◆ Task details
Extract and list every line that contains the word "whishi".

◆ Dataset extract
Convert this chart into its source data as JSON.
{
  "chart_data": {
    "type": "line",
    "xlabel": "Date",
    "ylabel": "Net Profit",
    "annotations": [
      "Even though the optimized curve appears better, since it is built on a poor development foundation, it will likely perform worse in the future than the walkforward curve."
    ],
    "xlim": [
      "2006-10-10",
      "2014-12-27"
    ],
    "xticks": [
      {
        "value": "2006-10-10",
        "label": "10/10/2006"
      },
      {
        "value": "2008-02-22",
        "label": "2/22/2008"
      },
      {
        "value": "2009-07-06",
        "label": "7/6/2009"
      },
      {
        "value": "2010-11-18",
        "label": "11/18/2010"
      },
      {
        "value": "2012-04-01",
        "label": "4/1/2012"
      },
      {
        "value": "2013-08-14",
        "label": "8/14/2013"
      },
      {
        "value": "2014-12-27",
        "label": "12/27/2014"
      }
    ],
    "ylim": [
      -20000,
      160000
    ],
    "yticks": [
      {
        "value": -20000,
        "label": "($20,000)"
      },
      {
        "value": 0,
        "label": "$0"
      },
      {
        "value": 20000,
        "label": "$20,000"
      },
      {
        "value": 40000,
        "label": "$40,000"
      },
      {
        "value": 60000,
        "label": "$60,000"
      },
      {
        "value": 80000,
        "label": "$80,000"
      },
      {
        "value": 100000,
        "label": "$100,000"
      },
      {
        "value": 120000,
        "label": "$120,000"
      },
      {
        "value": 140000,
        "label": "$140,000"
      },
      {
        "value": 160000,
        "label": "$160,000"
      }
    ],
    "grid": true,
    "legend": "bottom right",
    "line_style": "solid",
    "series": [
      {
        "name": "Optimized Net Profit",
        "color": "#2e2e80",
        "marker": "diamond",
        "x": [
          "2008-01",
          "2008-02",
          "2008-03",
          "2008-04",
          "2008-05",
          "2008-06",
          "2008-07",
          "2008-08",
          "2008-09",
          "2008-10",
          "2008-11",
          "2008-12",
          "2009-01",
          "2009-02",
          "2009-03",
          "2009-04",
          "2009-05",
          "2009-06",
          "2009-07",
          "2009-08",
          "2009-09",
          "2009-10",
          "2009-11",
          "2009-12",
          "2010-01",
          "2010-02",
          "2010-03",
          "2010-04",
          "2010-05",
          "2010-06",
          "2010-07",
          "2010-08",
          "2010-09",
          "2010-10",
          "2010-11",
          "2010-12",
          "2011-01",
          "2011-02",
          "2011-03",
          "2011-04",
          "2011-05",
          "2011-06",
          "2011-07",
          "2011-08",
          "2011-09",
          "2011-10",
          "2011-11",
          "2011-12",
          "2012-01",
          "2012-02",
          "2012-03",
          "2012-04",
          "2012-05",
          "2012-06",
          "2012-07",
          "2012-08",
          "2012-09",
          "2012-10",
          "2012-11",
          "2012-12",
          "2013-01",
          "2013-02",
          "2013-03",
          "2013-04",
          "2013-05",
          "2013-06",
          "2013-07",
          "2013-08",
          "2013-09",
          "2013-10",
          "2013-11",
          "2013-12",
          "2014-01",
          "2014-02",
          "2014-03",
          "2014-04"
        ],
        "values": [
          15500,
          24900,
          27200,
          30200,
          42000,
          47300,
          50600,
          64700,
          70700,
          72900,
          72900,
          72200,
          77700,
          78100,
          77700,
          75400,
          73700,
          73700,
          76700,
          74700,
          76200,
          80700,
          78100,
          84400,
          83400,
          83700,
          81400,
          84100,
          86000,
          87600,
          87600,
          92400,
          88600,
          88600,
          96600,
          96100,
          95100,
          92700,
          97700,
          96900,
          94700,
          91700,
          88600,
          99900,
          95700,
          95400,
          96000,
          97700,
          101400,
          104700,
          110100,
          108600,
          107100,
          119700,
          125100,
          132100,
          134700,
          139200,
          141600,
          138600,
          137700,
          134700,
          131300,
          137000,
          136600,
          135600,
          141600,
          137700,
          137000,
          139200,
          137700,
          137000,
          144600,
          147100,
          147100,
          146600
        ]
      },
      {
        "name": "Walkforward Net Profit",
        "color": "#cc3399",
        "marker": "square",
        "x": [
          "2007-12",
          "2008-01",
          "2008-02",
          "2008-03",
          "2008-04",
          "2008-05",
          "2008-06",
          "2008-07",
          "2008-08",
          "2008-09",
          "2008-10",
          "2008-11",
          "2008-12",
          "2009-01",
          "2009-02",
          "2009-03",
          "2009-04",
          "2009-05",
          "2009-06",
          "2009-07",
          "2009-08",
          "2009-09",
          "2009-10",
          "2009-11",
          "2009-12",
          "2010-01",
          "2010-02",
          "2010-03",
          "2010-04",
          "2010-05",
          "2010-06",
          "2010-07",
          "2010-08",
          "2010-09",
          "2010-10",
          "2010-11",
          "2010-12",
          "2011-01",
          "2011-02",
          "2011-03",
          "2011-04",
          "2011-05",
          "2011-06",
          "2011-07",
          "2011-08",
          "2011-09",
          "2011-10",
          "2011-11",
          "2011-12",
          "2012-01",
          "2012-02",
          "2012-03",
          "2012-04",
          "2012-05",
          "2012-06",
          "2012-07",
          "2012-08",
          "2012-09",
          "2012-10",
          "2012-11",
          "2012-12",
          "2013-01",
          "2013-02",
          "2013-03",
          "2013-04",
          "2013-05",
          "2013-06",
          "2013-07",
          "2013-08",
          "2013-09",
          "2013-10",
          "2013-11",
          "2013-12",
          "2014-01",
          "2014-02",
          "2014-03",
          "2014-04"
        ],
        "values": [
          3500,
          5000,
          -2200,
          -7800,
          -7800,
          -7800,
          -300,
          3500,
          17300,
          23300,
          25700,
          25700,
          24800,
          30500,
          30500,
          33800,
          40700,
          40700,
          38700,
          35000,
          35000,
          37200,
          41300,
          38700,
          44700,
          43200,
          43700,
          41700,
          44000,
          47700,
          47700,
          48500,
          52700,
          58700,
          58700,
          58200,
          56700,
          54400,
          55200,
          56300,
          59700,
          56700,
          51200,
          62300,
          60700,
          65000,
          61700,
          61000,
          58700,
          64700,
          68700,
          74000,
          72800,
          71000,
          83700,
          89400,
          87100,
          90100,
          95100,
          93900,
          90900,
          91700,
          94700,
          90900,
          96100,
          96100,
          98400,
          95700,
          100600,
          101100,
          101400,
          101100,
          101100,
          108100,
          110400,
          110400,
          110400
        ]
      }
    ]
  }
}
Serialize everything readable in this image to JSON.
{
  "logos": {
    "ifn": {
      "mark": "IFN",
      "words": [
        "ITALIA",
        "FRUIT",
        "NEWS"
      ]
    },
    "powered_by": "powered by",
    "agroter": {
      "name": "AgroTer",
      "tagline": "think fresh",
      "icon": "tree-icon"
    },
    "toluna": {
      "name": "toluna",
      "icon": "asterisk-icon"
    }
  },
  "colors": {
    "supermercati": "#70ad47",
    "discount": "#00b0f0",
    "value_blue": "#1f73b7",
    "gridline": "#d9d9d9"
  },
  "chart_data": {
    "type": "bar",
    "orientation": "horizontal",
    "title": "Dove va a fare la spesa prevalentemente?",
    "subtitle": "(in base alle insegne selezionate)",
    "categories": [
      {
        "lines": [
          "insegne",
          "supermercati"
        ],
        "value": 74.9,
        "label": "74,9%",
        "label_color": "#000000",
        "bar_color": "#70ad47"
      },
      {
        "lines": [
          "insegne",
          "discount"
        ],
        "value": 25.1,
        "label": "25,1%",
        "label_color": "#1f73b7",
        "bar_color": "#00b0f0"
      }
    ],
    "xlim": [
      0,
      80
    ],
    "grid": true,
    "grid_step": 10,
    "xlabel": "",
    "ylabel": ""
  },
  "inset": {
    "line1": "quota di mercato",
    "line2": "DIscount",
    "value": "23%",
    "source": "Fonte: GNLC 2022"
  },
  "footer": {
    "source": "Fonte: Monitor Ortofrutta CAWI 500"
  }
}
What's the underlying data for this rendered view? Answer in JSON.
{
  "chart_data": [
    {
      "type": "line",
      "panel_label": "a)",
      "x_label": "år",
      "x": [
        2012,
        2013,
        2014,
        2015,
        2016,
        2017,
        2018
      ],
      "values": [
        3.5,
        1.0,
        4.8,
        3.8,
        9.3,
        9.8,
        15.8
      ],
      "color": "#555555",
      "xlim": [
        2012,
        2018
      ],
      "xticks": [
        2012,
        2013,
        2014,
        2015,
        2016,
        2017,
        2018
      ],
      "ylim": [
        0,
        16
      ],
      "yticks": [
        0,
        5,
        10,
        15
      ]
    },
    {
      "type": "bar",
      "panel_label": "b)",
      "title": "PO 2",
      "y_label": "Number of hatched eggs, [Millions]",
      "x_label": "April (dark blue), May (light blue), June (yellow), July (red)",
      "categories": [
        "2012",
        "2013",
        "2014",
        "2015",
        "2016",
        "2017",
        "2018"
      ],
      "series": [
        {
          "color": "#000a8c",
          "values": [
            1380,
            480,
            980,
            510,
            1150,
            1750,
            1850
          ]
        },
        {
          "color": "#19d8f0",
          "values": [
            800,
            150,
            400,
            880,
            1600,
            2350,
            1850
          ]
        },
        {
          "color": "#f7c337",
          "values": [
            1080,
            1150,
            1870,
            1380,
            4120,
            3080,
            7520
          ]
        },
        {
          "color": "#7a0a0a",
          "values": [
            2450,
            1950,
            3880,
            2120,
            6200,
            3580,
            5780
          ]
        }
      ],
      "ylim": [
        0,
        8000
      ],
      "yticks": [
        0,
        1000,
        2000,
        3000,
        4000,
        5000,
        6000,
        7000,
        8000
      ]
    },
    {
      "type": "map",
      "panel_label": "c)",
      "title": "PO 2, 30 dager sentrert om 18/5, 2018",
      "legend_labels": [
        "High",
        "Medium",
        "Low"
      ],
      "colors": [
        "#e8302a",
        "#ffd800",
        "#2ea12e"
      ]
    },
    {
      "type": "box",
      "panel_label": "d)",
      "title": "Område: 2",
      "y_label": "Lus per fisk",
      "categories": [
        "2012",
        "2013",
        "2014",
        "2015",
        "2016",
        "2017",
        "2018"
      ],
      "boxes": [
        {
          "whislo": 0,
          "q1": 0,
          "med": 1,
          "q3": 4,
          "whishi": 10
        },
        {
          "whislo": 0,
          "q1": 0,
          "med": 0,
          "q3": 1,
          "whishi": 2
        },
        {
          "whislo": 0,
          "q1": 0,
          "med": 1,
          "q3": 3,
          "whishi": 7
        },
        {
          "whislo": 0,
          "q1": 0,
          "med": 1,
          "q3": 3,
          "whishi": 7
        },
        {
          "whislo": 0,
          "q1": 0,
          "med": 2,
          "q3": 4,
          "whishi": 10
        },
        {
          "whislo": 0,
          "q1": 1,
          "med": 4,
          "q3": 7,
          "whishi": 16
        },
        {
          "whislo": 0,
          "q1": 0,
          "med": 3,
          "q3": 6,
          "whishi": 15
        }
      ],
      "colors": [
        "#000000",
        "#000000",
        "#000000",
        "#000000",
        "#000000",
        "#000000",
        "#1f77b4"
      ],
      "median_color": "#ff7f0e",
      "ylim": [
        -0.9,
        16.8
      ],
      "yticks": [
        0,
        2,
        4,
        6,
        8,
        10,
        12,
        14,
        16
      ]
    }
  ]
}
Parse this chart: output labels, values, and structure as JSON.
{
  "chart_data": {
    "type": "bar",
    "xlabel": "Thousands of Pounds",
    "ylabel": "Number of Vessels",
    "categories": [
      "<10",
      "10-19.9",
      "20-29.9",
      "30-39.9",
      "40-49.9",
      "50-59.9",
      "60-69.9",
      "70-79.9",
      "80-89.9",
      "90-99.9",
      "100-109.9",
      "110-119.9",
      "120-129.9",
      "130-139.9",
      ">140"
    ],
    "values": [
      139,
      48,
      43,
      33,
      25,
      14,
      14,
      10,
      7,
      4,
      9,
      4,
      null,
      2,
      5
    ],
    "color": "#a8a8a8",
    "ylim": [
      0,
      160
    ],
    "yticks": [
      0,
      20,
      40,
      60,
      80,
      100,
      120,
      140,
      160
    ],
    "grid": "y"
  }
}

◆ Written solution
          "whishi": 10
          "whishi": 2
          "whishi": 7
          "whishi": 7
          "whishi": 10
          "whishi": 16
          "whishi": 15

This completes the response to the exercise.